__DATASET ENTRIES__.
□ □ □

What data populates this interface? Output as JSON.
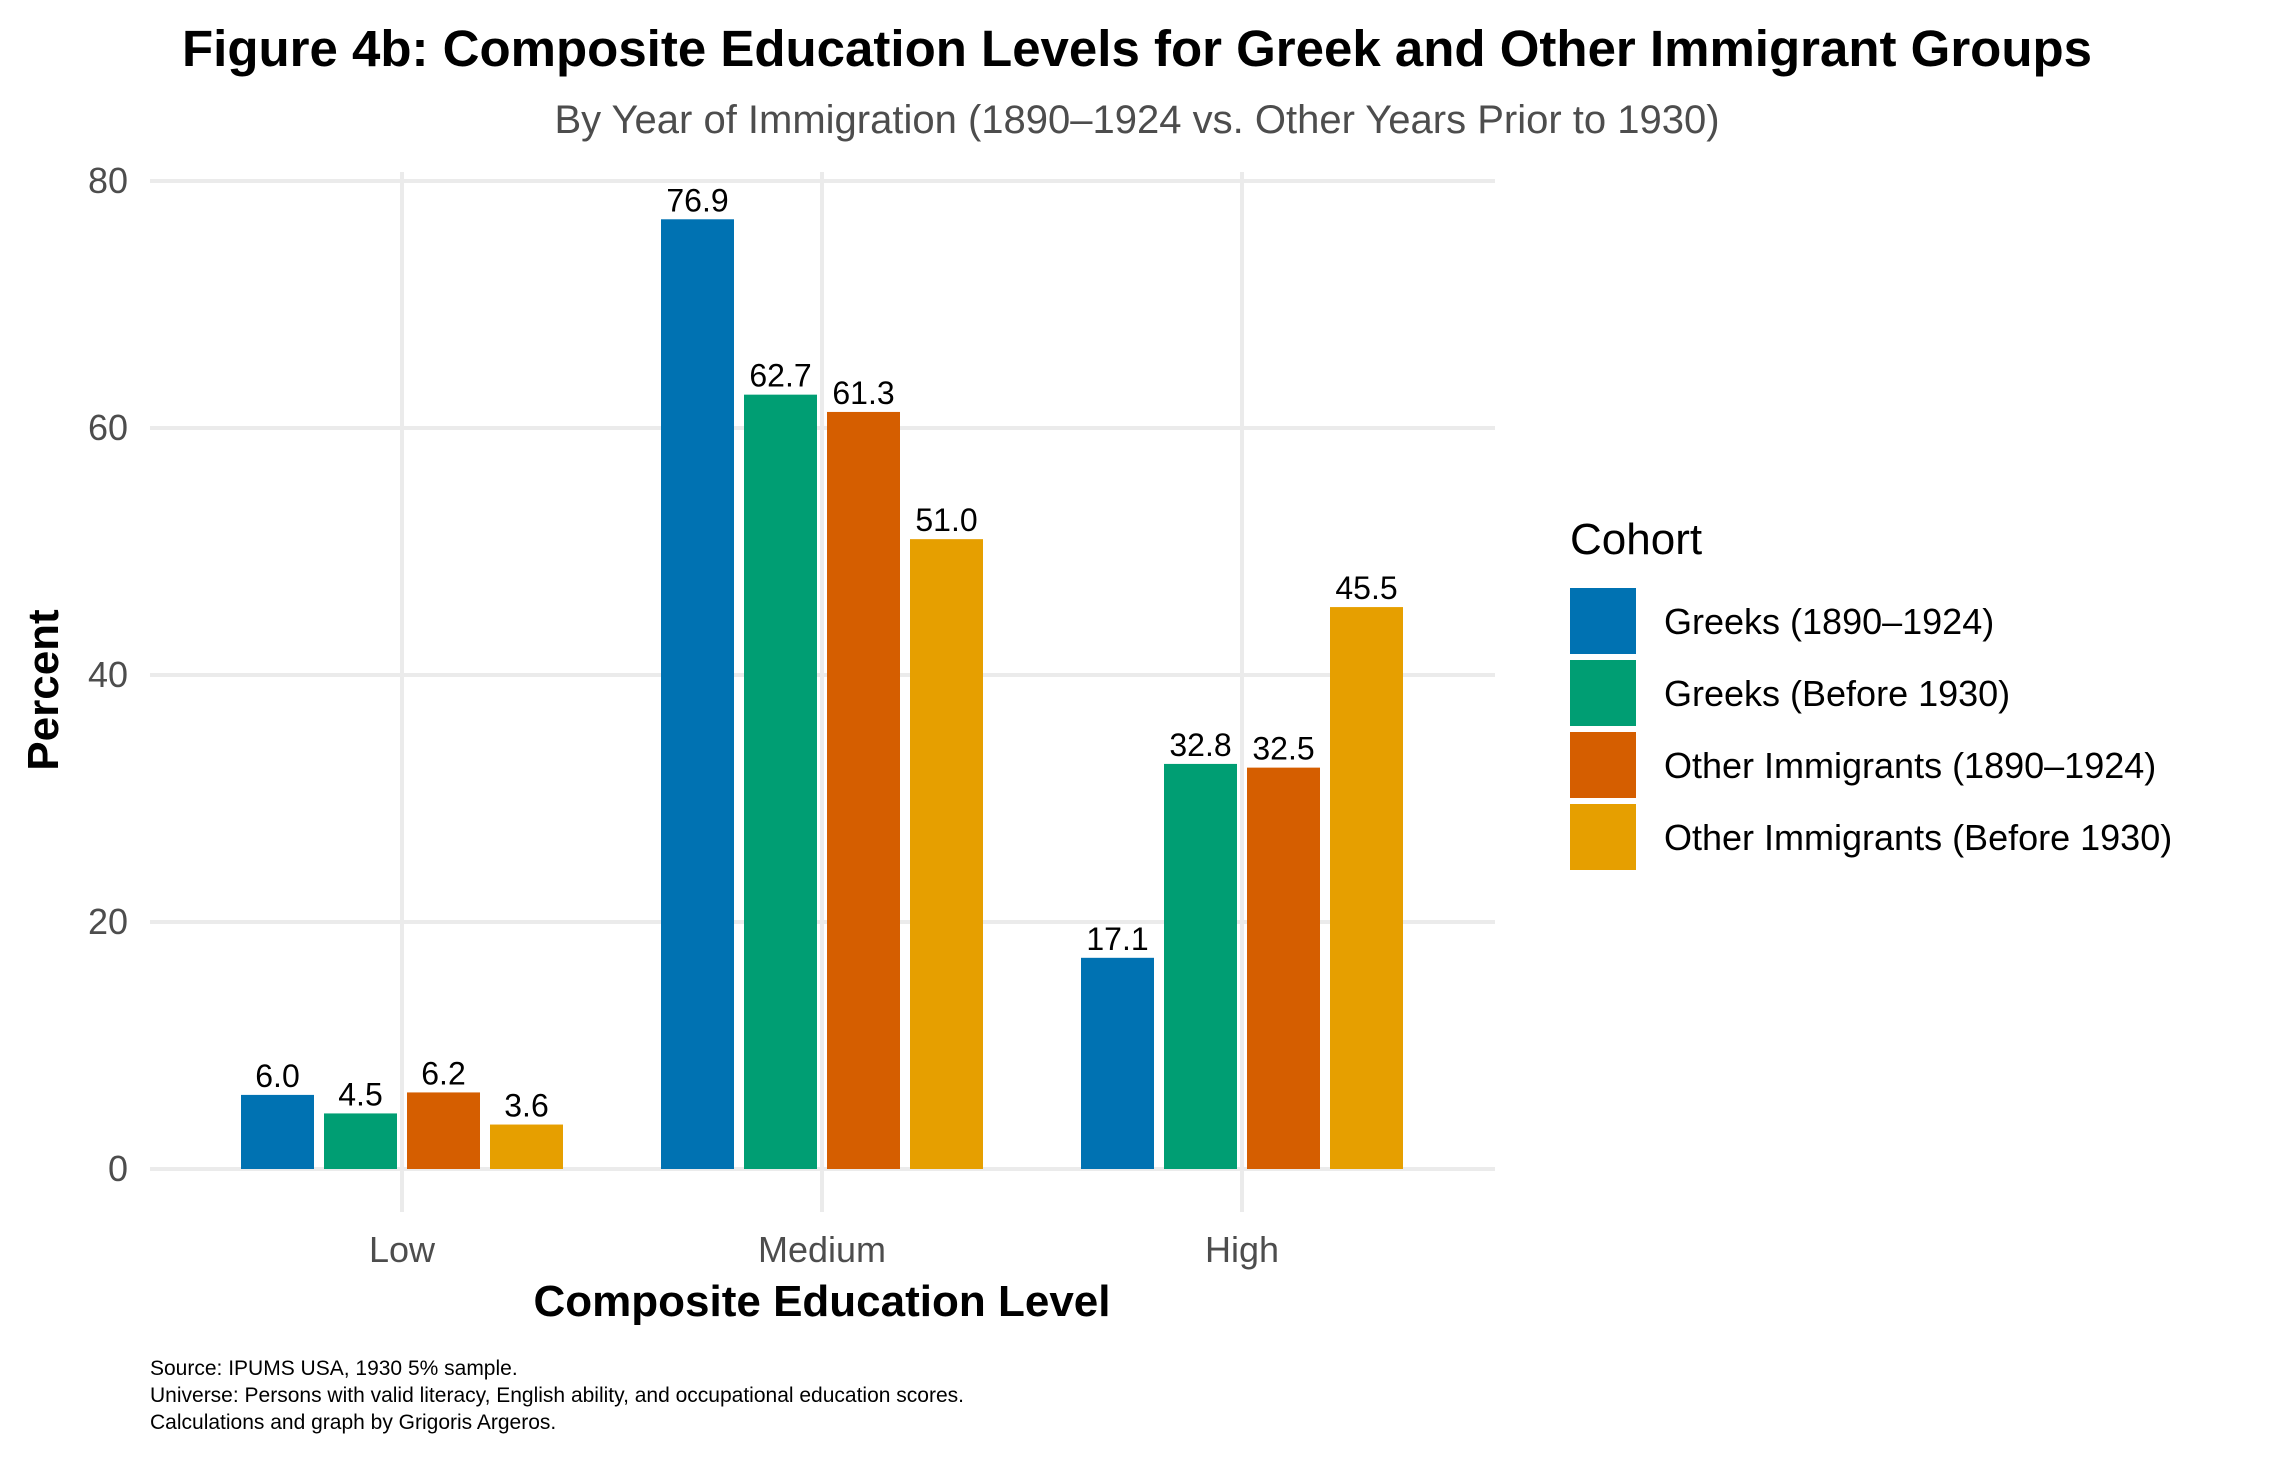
{
  "chart_data": {
    "type": "bar",
    "title": "Figure 4b: Composite Education Levels for Greek and Other Immigrant Groups",
    "subtitle": "By Year of Immigration (1890–1924 vs. Other Years Prior to 1930)",
    "xlabel": "Composite Education Level",
    "ylabel": "Percent",
    "categories": [
      "Low",
      "Medium",
      "High"
    ],
    "yticks": [
      0,
      20,
      40,
      60,
      80
    ],
    "ylim": [
      0,
      80
    ],
    "grid": true,
    "legend": {
      "title": "Cohort",
      "position": "right"
    },
    "series": [
      {
        "name": "Greeks (1890–1924)",
        "color": "#0072B2",
        "values": [
          6.0,
          76.9,
          17.1
        ],
        "labels": [
          "6.0",
          "76.9",
          "17.1"
        ]
      },
      {
        "name": "Greeks (Before 1930)",
        "color": "#009E73",
        "values": [
          4.5,
          62.7,
          32.8
        ],
        "labels": [
          "4.5",
          "62.7",
          "32.8"
        ]
      },
      {
        "name": "Other Immigrants (1890–1924)",
        "color": "#D55E00",
        "values": [
          6.2,
          61.3,
          32.5
        ],
        "labels": [
          "6.2",
          "61.3",
          "32.5"
        ]
      },
      {
        "name": "Other Immigrants (Before 1930)",
        "color": "#E69F00",
        "values": [
          3.6,
          51.0,
          45.5
        ],
        "labels": [
          "3.6",
          "51.0",
          "45.5"
        ]
      }
    ],
    "caption": [
      "Source: IPUMS USA, 1930 5% sample.",
      "Universe: Persons with valid literacy, English ability, and occupational education scores.",
      "Calculations and graph by Grigoris Argeros."
    ]
  }
}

□ □ □

Reproduce the entries above without change, omitting all pictures.

What data populates this interface? Output as JSON.
{
  "chart_data": {
    "type": "bar",
    "title": "Figure 4b: Composite Education Levels for Greek and Other Immigrant Groups",
    "subtitle": "By Year of Immigration (1890–1924 vs. Other Years Prior to 1930)",
    "xlabel": "Composite Education Level",
    "ylabel": "Percent",
    "categories": [
      "Low",
      "Medium",
      "High"
    ],
    "yticks": [
      0,
      20,
      40,
      60,
      80
    ],
    "ylim": [
      0,
      80
    ],
    "grid": true,
    "legend": {
      "title": "Cohort",
      "position": "right"
    },
    "series": [
      {
        "name": "Greeks (1890–1924)",
        "color": "#0072B2",
        "values": [
          6.0,
          76.9,
          17.1
        ],
        "labels": [
          "6.0",
          "76.9",
          "17.1"
        ]
      },
      {
        "name": "Greeks (Before 1930)",
        "color": "#009E73",
        "values": [
          4.5,
          62.7,
          32.8
        ],
        "labels": [
          "4.5",
          "62.7",
          "32.8"
        ]
      },
      {
        "name": "Other Immigrants (1890–1924)",
        "color": "#D55E00",
        "values": [
          6.2,
          61.3,
          32.5
        ],
        "labels": [
          "6.2",
          "61.3",
          "32.5"
        ]
      },
      {
        "name": "Other Immigrants (Before 1930)",
        "color": "#E69F00",
        "values": [
          3.6,
          51.0,
          45.5
        ],
        "labels": [
          "3.6",
          "51.0",
          "45.5"
        ]
      }
    ],
    "caption": [
      "Source: IPUMS USA, 1930 5% sample.",
      "Universe: Persons with valid literacy, English ability, and occupational education scores.",
      "Calculations and graph by Grigoris Argeros."
    ]
  }
}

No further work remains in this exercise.